(Openstaande taken)
A: Beantwoord de volgende vragen over het tekstfragment over de terugplaatsing van klager:
(i) Op grond waarvan is besloten klager terug te plaatsen naar het basisprogramma?
(ii) Ten aanzien van welk onderdeel van het beklag verklaart de beroepscommissie het beroep gegrond?
(iii) Ziet de beroepscommissie aanleiding voor een andere tegemoetkoming dan die van de beklagrechter?
B: Zet alstublieft het tekstfragment over de terugplaatsing van klager voort vanaf het punt waar het ophoudt.

(Tekstfragment)
□ □ □ □ □
Blijkens de mededeling van de beslissing tot terugplaatsing van klager naar het basisprogramma is tot terugplaatsing van klager besloten op grond van het aantreffen van (kortweg) contrabande. Dit betreft ongewenst (ook wel ‘rood’ genoemd) gedrag van
klager. Omtrent het structurele gedrag van klager in de inrichting wordt in die mededeling verder geen mededeling gedaan. Gelet daarop voldoet de bestreden beslissing niet aan de daaraan te stellen motiveringseis. Het beroep wordt in zoverre ongegrond
verklaard en de uitspraak van de beklagrechter wordt, onder wijziging van de gronden, bevestigd.

De beroepscommissie ziet geen aanleiding voor het vaststellen van een andere tegemoetkoming dan die welke door de beklagrechter is toegekend. Het beroep van de directeur wordt daarom in zoverre ongegrond verklaard.

4. De uitspraak
Ten aanzien van het beklag:
De beroepscommissie verklaart het beroep ten aanzien van de onderdelen a en c van het beklag ongegrond en bevestigt in zoverre de uitspraak van de beklagrechter, met wijziging van de gronden.
Zij verklaart het beroep ten aanzien van onderdeel b van het beklag gegrond, vernietigt in zoverre de uitspraak van de beklagrechter en verklaart dat beklag alsnog ongegrond.
□ □ □ □ □
(Gegevensuittreksel)
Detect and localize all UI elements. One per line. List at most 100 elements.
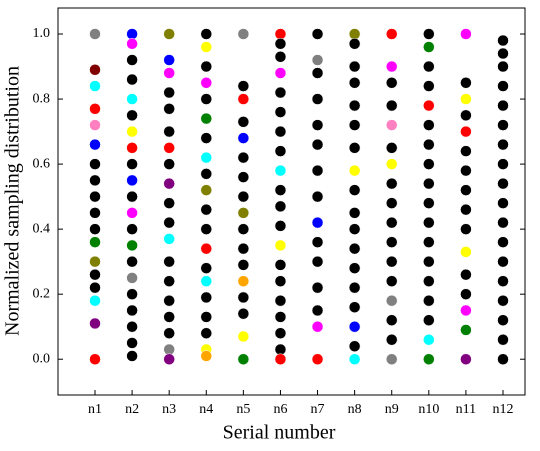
□ □ □ □ □
(Antwoorden per taak)
A:
(i) Op grond van het aantreffen van contrabande.
(ii) Onderdeel b.
(iii) Nee, de beroepscommissie ziet daarvoor geen aanleiding.

B:
Ten aanzien van de toegekende tegemoetkomingen:
Zij verklaart het beroep van de directeur ten aanzien van de voor de gegrondverklaring van onderdeel a vastgestelde tegemoetkoming gegrond, vernietigt in zoverre de uitspraak van de beklagrechter en stelt vast dat aan klager hiervoor een tegemoetkoming
toekomt
van € 7,50.
Zij vernietigt de beslissing van de beklagrechter om aan klager ter zake van onderdeel b van het beklag een tegemoetkoming toe te kennen.
Zij verklaart het beroep van de directeur ten aanzien van de voor de gegrondverklaring van onderdeel c vastgestelde tegemoetkoming ongegrond en bevestigt in zoverre de uitspraak van de beklagrechter.

Aldus gegeven door de beroepscommissie voornoemd, bestaande uit mr. M.J. Stolwerk, voorzitter, mr. L.M. Moerings en mr. M.A.G. Rutten , leden, in tegenwoordigheid van
mr. H.M.J.D. Maes, secretaris, op 23 januari 2015.